Dataset entries
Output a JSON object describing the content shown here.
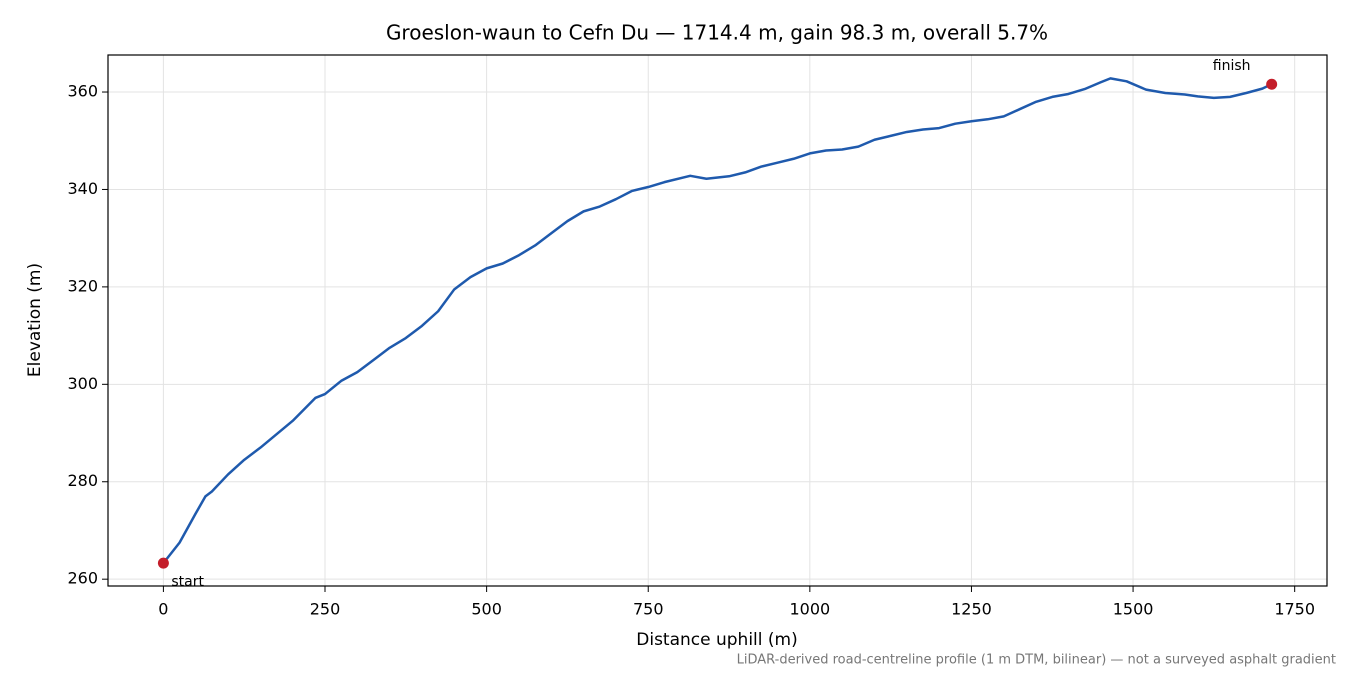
{
  "chart_data": {
    "type": "line",
    "title": "Groeslon-waun to Cefn Du — 1714.4 m, gain 98.3 m, overall 5.7%",
    "x_label": "Distance uphill (m)",
    "y_label": "Elevation (m)",
    "footnote": "LiDAR-derived road-centreline profile (1 m DTM, bilinear) — not a surveyed asphalt gradient",
    "xlim": [
      -85.7,
      1800
    ],
    "ylim": [
      258.6,
      367.6
    ],
    "xticks": [
      0,
      250,
      500,
      750,
      1000,
      1250,
      1500,
      1750
    ],
    "yticks": [
      260,
      280,
      300,
      320,
      340,
      360
    ],
    "grid": true,
    "x": [
      0,
      25,
      50,
      65,
      75,
      100,
      125,
      150,
      200,
      235,
      250,
      275,
      300,
      325,
      350,
      375,
      400,
      425,
      450,
      475,
      500,
      525,
      550,
      575,
      600,
      625,
      650,
      675,
      700,
      725,
      750,
      775,
      815,
      840,
      875,
      900,
      925,
      950,
      975,
      1000,
      1025,
      1050,
      1075,
      1100,
      1125,
      1150,
      1175,
      1200,
      1225,
      1250,
      1275,
      1300,
      1325,
      1350,
      1375,
      1400,
      1425,
      1450,
      1465,
      1490,
      1520,
      1550,
      1580,
      1600,
      1625,
      1650,
      1675,
      1700,
      1714.4
    ],
    "series": [
      {
        "color": "#1f5aad",
        "values": [
          263.3,
          267.5,
          273.5,
          277,
          278,
          281.5,
          284.5,
          287,
          292.5,
          297.2,
          298,
          300.7,
          302.5,
          305,
          307.5,
          309.5,
          312,
          315,
          319.5,
          322,
          323.8,
          324.8,
          326.5,
          328.5,
          331,
          333.5,
          335.5,
          336.5,
          338,
          339.7,
          340.5,
          341.5,
          342.8,
          342.2,
          342.7,
          343.5,
          344.7,
          345.5,
          346.3,
          347.4,
          348,
          348.2,
          348.8,
          350.2,
          351,
          351.8,
          352.3,
          352.6,
          353.5,
          354,
          354.4,
          355,
          356.5,
          358,
          359,
          359.6,
          360.6,
          362,
          362.8,
          362.2,
          360.5,
          359.8,
          359.5,
          359.1,
          358.8,
          359,
          359.8,
          360.7,
          361.6
        ]
      }
    ],
    "markers": {
      "color": "#c41e2a",
      "x": [
        0,
        1714.4
      ],
      "values": [
        263.3,
        361.6
      ],
      "labels": [
        "start",
        "finish"
      ]
    }
  }
}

* SHORT EXERCISE *
Reproduce each entry precisely. Leave the pictures out.

* RESULT OF THE TASK *
Output a JSON object describing the content shown here.
{
  "chart_data": {
    "type": "line",
    "title": "Groeslon-waun to Cefn Du — 1714.4 m, gain 98.3 m, overall 5.7%",
    "x_label": "Distance uphill (m)",
    "y_label": "Elevation (m)",
    "footnote": "LiDAR-derived road-centreline profile (1 m DTM, bilinear) — not a surveyed asphalt gradient",
    "xlim": [
      -85.7,
      1800
    ],
    "ylim": [
      258.6,
      367.6
    ],
    "xticks": [
      0,
      250,
      500,
      750,
      1000,
      1250,
      1500,
      1750
    ],
    "yticks": [
      260,
      280,
      300,
      320,
      340,
      360
    ],
    "grid": true,
    "x": [
      0,
      25,
      50,
      65,
      75,
      100,
      125,
      150,
      200,
      235,
      250,
      275,
      300,
      325,
      350,
      375,
      400,
      425,
      450,
      475,
      500,
      525,
      550,
      575,
      600,
      625,
      650,
      675,
      700,
      725,
      750,
      775,
      815,
      840,
      875,
      900,
      925,
      950,
      975,
      1000,
      1025,
      1050,
      1075,
      1100,
      1125,
      1150,
      1175,
      1200,
      1225,
      1250,
      1275,
      1300,
      1325,
      1350,
      1375,
      1400,
      1425,
      1450,
      1465,
      1490,
      1520,
      1550,
      1580,
      1600,
      1625,
      1650,
      1675,
      1700,
      1714.4
    ],
    "series": [
      {
        "color": "#1f5aad",
        "values": [
          263.3,
          267.5,
          273.5,
          277,
          278,
          281.5,
          284.5,
          287,
          292.5,
          297.2,
          298,
          300.7,
          302.5,
          305,
          307.5,
          309.5,
          312,
          315,
          319.5,
          322,
          323.8,
          324.8,
          326.5,
          328.5,
          331,
          333.5,
          335.5,
          336.5,
          338,
          339.7,
          340.5,
          341.5,
          342.8,
          342.2,
          342.7,
          343.5,
          344.7,
          345.5,
          346.3,
          347.4,
          348,
          348.2,
          348.8,
          350.2,
          351,
          351.8,
          352.3,
          352.6,
          353.5,
          354,
          354.4,
          355,
          356.5,
          358,
          359,
          359.6,
          360.6,
          362,
          362.8,
          362.2,
          360.5,
          359.8,
          359.5,
          359.1,
          358.8,
          359,
          359.8,
          360.7,
          361.6
        ]
      }
    ],
    "markers": {
      "color": "#c41e2a",
      "x": [
        0,
        1714.4
      ],
      "values": [
        263.3,
        361.6
      ],
      "labels": [
        "start",
        "finish"
      ]
    }
  }
}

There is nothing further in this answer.